### Aim of the exercise
Please find all lines in the data that hold the string "бесплатно" and copy them.

### Data records
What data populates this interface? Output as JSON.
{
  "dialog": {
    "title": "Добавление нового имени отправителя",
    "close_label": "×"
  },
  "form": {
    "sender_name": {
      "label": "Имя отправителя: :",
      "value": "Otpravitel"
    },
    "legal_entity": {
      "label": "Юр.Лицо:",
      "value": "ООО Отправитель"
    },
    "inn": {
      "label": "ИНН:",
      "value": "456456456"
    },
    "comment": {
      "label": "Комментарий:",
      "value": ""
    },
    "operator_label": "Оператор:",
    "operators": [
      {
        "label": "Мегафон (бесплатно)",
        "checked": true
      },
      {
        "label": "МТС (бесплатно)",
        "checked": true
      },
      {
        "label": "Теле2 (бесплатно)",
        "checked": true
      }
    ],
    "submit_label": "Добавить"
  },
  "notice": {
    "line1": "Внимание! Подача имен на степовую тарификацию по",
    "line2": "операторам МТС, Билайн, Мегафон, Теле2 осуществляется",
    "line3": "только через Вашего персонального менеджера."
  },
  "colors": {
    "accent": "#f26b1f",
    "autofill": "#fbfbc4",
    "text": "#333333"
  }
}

### In response
        "label": "Мегафон (бесплатно)",
        "label": "МТС (бесплатно)",
        "label": "Теле2 (бесплатно)",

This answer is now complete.